▶ [SHORT PROBLEM]
Tally how many lines of these entries hold the string "screenshot". Return the number alone.

Data entries
==*==

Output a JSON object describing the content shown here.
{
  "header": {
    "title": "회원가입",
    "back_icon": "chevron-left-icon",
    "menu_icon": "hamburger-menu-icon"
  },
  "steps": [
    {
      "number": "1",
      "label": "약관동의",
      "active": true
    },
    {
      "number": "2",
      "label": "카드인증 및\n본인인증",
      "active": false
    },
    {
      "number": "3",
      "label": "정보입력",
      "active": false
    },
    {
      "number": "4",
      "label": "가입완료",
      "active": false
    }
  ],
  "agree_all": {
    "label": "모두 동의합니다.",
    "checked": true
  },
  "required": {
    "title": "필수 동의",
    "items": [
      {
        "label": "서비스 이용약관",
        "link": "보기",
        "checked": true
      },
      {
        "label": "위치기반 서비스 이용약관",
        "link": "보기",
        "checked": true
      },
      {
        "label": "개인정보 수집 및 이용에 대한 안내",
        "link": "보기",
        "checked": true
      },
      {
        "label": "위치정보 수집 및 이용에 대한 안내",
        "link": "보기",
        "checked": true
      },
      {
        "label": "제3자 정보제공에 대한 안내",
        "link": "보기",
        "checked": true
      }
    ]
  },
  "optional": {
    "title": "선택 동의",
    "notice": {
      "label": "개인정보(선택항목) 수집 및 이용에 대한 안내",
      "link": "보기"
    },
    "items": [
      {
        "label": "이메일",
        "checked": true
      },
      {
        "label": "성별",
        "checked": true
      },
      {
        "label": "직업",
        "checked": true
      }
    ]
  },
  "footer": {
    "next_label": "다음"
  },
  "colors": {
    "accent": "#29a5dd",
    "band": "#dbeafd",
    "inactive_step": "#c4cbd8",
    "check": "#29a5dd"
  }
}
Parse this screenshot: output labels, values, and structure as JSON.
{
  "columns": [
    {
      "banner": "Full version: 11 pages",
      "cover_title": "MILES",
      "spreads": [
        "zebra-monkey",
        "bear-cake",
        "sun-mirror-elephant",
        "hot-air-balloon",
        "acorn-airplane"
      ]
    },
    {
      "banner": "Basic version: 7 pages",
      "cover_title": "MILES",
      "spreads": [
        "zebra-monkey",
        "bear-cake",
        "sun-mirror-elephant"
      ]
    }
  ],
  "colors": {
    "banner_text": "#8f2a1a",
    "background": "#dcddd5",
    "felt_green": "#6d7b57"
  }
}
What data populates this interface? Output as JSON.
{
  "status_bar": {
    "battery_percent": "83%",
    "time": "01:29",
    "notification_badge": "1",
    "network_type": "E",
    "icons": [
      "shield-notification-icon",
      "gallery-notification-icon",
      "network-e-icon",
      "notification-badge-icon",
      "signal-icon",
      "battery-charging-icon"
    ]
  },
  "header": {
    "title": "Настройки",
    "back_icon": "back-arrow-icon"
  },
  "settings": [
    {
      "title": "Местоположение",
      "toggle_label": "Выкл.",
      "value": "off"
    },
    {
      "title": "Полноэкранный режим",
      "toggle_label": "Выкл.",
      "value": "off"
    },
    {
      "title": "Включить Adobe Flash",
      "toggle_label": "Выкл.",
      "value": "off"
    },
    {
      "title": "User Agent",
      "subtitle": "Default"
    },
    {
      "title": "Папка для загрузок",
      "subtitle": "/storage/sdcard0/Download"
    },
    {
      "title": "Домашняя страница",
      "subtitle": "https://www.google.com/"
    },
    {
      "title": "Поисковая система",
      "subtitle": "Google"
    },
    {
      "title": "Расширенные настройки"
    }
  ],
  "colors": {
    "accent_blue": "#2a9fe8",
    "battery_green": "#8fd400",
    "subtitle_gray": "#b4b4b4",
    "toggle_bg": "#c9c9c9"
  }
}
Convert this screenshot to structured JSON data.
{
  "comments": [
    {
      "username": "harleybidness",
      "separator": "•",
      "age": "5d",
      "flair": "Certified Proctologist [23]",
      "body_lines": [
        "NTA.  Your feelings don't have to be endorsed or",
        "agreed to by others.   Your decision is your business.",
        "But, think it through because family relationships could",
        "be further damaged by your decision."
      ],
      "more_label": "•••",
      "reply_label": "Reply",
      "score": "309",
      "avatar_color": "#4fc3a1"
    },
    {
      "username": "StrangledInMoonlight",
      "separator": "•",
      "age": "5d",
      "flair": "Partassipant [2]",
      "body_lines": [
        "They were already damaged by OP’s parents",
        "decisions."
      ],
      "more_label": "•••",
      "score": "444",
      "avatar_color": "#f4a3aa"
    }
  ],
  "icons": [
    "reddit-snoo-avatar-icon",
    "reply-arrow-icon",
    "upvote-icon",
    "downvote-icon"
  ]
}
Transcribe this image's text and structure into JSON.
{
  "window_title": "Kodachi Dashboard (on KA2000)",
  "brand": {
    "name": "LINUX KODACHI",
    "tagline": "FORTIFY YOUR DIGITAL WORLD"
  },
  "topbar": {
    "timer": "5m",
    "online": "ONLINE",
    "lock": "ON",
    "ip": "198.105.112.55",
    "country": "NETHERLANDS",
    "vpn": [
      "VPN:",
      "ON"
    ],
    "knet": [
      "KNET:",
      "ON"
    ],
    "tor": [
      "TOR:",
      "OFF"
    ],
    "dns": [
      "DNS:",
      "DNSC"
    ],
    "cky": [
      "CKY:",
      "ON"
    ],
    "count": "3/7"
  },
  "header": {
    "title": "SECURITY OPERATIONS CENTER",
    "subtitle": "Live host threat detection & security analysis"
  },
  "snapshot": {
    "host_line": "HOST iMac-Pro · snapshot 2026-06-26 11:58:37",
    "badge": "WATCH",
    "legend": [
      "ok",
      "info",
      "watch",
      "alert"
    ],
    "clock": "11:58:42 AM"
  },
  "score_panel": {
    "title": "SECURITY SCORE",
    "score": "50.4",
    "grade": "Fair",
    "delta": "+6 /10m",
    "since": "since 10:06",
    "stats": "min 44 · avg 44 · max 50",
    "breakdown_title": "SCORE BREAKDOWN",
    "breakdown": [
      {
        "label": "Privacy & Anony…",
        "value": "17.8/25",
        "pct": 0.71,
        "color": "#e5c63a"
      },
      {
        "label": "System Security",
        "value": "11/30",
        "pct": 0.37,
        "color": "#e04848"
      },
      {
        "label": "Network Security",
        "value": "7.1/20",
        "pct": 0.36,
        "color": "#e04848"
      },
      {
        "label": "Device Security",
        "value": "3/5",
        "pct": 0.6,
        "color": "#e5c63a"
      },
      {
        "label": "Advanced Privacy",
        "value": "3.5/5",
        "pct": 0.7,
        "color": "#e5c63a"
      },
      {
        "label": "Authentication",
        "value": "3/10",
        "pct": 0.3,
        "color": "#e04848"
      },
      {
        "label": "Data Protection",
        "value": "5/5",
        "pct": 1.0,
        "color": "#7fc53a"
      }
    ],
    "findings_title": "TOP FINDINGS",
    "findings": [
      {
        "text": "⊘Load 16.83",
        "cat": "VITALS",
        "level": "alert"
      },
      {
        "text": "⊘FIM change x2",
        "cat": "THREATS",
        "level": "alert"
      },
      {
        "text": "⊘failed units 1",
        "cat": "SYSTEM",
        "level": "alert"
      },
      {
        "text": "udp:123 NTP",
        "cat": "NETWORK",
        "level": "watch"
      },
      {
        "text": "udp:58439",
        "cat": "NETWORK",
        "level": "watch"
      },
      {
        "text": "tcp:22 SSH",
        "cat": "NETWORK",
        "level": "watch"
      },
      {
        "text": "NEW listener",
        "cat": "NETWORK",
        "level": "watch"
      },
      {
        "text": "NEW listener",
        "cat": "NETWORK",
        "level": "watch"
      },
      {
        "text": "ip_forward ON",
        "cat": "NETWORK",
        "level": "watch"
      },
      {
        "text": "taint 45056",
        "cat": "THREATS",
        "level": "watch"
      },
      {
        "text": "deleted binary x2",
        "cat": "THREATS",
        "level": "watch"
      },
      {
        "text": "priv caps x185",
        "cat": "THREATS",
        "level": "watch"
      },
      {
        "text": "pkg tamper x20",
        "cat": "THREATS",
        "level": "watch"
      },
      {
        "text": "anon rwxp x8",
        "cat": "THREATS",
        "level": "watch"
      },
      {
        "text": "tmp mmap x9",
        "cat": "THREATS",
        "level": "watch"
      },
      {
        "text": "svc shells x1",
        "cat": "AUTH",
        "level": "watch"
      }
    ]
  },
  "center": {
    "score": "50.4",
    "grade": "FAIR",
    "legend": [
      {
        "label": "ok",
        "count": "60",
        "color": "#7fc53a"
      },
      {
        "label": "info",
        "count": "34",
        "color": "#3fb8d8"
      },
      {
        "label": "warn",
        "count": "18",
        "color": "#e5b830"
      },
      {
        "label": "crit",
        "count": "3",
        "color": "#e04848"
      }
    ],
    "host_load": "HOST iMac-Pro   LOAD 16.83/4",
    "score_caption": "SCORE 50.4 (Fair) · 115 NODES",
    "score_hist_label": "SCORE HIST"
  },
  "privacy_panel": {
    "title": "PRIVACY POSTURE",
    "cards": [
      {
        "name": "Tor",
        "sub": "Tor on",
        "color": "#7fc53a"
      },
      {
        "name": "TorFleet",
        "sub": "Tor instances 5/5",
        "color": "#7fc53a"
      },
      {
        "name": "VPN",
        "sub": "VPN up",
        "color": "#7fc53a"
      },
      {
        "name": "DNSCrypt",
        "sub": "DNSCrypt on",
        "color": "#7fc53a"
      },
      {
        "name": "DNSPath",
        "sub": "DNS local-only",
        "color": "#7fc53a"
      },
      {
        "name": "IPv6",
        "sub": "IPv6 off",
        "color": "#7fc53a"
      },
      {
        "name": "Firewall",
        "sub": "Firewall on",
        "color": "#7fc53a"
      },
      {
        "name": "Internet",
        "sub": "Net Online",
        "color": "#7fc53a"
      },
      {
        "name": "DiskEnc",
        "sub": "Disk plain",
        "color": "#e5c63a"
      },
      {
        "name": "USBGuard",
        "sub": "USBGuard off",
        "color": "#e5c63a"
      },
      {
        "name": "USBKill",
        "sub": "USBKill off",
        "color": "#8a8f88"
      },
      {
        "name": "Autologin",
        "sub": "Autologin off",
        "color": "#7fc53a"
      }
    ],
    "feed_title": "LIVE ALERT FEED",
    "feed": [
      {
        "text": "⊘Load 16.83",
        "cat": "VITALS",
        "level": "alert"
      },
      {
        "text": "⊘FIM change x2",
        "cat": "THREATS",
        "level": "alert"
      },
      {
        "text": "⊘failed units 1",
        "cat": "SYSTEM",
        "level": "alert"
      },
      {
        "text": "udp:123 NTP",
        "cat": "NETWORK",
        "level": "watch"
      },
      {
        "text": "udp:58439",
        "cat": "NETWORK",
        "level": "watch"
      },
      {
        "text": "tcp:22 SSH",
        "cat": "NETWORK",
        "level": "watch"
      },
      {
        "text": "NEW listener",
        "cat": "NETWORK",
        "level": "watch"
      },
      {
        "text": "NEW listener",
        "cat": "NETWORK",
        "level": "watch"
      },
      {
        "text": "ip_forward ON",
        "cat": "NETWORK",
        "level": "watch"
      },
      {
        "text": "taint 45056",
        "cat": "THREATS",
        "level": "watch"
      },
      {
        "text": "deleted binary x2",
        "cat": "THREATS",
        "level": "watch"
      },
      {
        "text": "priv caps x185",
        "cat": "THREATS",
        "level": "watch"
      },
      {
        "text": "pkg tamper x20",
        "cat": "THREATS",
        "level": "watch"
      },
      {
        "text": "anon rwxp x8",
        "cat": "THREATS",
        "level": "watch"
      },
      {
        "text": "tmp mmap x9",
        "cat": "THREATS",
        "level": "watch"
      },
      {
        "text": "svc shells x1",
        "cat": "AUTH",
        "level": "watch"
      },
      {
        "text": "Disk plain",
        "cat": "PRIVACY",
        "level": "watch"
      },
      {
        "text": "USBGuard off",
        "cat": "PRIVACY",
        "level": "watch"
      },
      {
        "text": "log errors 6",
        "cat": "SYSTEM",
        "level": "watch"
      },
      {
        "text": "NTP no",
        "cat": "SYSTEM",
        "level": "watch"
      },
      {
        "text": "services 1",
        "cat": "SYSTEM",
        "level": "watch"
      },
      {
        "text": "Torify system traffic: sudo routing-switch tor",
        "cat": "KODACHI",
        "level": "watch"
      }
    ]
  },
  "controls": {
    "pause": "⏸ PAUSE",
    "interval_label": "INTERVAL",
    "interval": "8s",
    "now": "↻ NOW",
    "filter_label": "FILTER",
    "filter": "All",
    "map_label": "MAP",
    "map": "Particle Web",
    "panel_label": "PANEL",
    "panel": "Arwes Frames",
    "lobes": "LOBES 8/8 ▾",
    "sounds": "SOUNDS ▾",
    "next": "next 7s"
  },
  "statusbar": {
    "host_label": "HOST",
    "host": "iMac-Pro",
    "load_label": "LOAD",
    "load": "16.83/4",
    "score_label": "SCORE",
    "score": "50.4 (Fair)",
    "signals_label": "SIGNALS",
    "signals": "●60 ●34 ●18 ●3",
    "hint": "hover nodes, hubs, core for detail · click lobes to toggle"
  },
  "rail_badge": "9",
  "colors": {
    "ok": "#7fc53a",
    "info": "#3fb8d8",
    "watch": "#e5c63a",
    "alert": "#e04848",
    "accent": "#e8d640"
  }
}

==*==

▶ [OUTPUT OF THE TASK]
2